[THE PROBLEM]
Could you transcribe the material below exactly, without leaving out a single line?

Records excerpted from a collection

== == ==

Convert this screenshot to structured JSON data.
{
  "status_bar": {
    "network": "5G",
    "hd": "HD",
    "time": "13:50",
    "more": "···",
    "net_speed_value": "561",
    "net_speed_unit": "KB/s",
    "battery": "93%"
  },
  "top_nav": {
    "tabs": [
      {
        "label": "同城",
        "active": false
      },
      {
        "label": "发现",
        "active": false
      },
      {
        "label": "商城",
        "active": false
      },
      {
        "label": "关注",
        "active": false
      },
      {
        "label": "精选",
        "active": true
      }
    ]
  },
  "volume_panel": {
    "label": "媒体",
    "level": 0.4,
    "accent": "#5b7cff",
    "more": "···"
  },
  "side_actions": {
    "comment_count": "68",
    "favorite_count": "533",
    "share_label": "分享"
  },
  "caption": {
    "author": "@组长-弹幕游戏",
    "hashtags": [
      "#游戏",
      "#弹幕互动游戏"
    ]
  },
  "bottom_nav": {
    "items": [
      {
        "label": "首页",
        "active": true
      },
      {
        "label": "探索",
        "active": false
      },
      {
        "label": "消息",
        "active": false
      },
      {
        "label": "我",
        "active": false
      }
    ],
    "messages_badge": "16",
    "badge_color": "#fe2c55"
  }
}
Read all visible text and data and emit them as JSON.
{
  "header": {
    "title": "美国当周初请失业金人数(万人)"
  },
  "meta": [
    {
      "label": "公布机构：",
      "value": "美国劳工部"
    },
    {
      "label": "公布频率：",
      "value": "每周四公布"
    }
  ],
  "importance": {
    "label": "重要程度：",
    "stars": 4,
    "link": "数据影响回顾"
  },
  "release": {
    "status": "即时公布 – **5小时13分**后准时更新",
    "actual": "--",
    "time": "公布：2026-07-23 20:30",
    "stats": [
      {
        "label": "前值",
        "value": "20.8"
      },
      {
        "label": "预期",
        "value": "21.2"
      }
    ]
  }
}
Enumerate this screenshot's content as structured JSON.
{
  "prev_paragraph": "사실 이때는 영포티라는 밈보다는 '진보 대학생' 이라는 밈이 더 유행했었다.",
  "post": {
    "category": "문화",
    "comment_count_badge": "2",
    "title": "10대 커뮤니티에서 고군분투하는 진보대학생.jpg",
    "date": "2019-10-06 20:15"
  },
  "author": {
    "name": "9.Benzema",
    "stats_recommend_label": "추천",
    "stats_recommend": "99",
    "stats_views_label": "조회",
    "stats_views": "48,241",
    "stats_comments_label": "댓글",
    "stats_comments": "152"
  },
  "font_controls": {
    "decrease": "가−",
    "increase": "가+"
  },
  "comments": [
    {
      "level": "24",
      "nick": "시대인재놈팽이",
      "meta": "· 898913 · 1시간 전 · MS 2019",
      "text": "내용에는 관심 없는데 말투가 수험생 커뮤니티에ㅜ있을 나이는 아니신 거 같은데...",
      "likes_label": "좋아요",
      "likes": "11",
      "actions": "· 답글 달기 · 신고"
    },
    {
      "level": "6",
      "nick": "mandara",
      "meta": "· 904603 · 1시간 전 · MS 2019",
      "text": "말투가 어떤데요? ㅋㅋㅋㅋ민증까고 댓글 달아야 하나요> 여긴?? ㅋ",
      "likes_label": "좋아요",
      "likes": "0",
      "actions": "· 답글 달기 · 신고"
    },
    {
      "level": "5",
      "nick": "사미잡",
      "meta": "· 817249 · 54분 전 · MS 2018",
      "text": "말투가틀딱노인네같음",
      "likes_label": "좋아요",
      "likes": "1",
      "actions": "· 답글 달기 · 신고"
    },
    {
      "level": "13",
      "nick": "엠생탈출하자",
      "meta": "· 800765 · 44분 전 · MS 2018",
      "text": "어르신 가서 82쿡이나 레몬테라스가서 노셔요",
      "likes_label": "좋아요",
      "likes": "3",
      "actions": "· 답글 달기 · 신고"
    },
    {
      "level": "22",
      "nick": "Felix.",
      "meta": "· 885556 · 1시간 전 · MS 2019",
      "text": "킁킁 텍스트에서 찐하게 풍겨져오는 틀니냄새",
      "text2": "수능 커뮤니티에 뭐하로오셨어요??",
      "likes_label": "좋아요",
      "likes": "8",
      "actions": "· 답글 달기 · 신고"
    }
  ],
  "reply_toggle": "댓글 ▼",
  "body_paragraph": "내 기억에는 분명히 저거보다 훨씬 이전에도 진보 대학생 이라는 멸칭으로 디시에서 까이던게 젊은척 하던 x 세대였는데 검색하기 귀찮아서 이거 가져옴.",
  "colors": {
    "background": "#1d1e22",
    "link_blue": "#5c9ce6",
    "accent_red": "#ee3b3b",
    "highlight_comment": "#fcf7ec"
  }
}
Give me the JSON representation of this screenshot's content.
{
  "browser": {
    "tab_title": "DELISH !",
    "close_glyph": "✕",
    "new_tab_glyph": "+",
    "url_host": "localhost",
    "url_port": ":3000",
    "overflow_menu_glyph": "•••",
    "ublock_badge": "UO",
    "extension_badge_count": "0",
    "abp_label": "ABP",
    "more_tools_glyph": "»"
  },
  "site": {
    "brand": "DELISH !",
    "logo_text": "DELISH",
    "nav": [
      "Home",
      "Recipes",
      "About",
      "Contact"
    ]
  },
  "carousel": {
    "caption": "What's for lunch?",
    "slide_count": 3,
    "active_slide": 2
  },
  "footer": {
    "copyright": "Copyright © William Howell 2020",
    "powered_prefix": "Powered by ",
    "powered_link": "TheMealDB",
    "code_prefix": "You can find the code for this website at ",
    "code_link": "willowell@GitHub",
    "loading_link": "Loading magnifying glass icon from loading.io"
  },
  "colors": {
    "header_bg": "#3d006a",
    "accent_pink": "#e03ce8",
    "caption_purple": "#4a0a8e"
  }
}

== == ==

[CORRECT OUTPUT]
Convert this screenshot to structured JSON data.
{
  "status_bar": {
    "network": "5G",
    "hd": "HD",
    "time": "13:50",
    "more": "···",
    "net_speed_value": "561",
    "net_speed_unit": "KB/s",
    "battery": "93%"
  },
  "top_nav": {
    "tabs": [
      {
        "label": "同城",
        "active": false
      },
      {
        "label": "发现",
        "active": false
      },
      {
        "label": "商城",
        "active": false
      },
      {
        "label": "关注",
        "active": false
      },
      {
        "label": "精选",
        "active": true
      }
    ]
  },
  "volume_panel": {
    "label": "媒体",
    "level": 0.4,
    "accent": "#5b7cff",
    "more": "···"
  },
  "side_actions": {
    "comment_count": "68",
    "favorite_count": "533",
    "share_label": "分享"
  },
  "caption": {
    "author": "@组长-弹幕游戏",
    "hashtags": [
      "#游戏",
      "#弹幕互动游戏"
    ]
  },
  "bottom_nav": {
    "items": [
      {
        "label": "首页",
        "active": true
      },
      {
        "label": "探索",
        "active": false
      },
      {
        "label": "消息",
        "active": false
      },
      {
        "label": "我",
        "active": false
      }
    ],
    "messages_badge": "16",
    "badge_color": "#fe2c55"
  }
}
Read all visible text and data and emit them as JSON.
{
  "header": {
    "title": "美国当周初请失业金人数(万人)"
  },
  "meta": [
    {
      "label": "公布机构：",
      "value": "美国劳工部"
    },
    {
      "label": "公布频率：",
      "value": "每周四公布"
    }
  ],
  "importance": {
    "label": "重要程度：",
    "stars": 4,
    "link": "数据影响回顾"
  },
  "release": {
    "status": "即时公布 – **5小时13分**后准时更新",
    "actual": "--",
    "time": "公布：2026-07-23 20:30",
    "stats": [
      {
        "label": "前值",
        "value": "20.8"
      },
      {
        "label": "预期",
        "value": "21.2"
      }
    ]
  }
}
Enumerate this screenshot's content as structured JSON.
{
  "prev_paragraph": "사실 이때는 영포티라는 밈보다는 '진보 대학생' 이라는 밈이 더 유행했었다.",
  "post": {
    "category": "문화",
    "comment_count_badge": "2",
    "title": "10대 커뮤니티에서 고군분투하는 진보대학생.jpg",
    "date": "2019-10-06 20:15"
  },
  "author": {
    "name": "9.Benzema",
    "stats_recommend_label": "추천",
    "stats_recommend": "99",
    "stats_views_label": "조회",
    "stats_views": "48,241",
    "stats_comments_label": "댓글",
    "stats_comments": "152"
  },
  "font_controls": {
    "decrease": "가−",
    "increase": "가+"
  },
  "comments": [
    {
      "level": "24",
      "nick": "시대인재놈팽이",
      "meta": "· 898913 · 1시간 전 · MS 2019",
      "text": "내용에는 관심 없는데 말투가 수험생 커뮤니티에ㅜ있을 나이는 아니신 거 같은데...",
      "likes_label": "좋아요",
      "likes": "11",
      "actions": "· 답글 달기 · 신고"
    },
    {
      "level": "6",
      "nick": "mandara",
      "meta": "· 904603 · 1시간 전 · MS 2019",
      "text": "말투가 어떤데요? ㅋㅋㅋㅋ민증까고 댓글 달아야 하나요> 여긴?? ㅋ",
      "likes_label": "좋아요",
      "likes": "0",
      "actions": "· 답글 달기 · 신고"
    },
    {
      "level": "5",
      "nick": "사미잡",
      "meta": "· 817249 · 54분 전 · MS 2018",
      "text": "말투가틀딱노인네같음",
      "likes_label": "좋아요",
      "likes": "1",
      "actions": "· 답글 달기 · 신고"
    },
    {
      "level": "13",
      "nick": "엠생탈출하자",
      "meta": "· 800765 · 44분 전 · MS 2018",
      "text": "어르신 가서 82쿡이나 레몬테라스가서 노셔요",
      "likes_label": "좋아요",
      "likes": "3",
      "actions": "· 답글 달기 · 신고"
    },
    {
      "level": "22",
      "nick": "Felix.",
      "meta": "· 885556 · 1시간 전 · MS 2019",
      "text": "킁킁 텍스트에서 찐하게 풍겨져오는 틀니냄새",
      "text2": "수능 커뮤니티에 뭐하로오셨어요??",
      "likes_label": "좋아요",
      "likes": "8",
      "actions": "· 답글 달기 · 신고"
    }
  ],
  "reply_toggle": "댓글 ▼",
  "body_paragraph": "내 기억에는 분명히 저거보다 훨씬 이전에도 진보 대학생 이라는 멸칭으로 디시에서 까이던게 젊은척 하던 x 세대였는데 검색하기 귀찮아서 이거 가져옴.",
  "colors": {
    "background": "#1d1e22",
    "link_blue": "#5c9ce6",
    "accent_red": "#ee3b3b",
    "highlight_comment": "#fcf7ec"
  }
}
Give me the JSON representation of this screenshot's content.
{
  "browser": {
    "tab_title": "DELISH !",
    "close_glyph": "✕",
    "new_tab_glyph": "+",
    "url_host": "localhost",
    "url_port": ":3000",
    "overflow_menu_glyph": "•••",
    "ublock_badge": "UO",
    "extension_badge_count": "0",
    "abp_label": "ABP",
    "more_tools_glyph": "»"
  },
  "site": {
    "brand": "DELISH !",
    "logo_text": "DELISH",
    "nav": [
      "Home",
      "Recipes",
      "About",
      "Contact"
    ]
  },
  "carousel": {
    "caption": "What's for lunch?",
    "slide_count": 3,
    "active_slide": 2
  },
  "footer": {
    "copyright": "Copyright © William Howell 2020",
    "powered_prefix": "Powered by ",
    "powered_link": "TheMealDB",
    "code_prefix": "You can find the code for this website at ",
    "code_link": "willowell@GitHub",
    "loading_link": "Loading magnifying glass icon from loading.io"
  },
  "colors": {
    "header_bg": "#3d006a",
    "accent_pink": "#e03ce8",
    "caption_purple": "#4a0a8e"
  }
}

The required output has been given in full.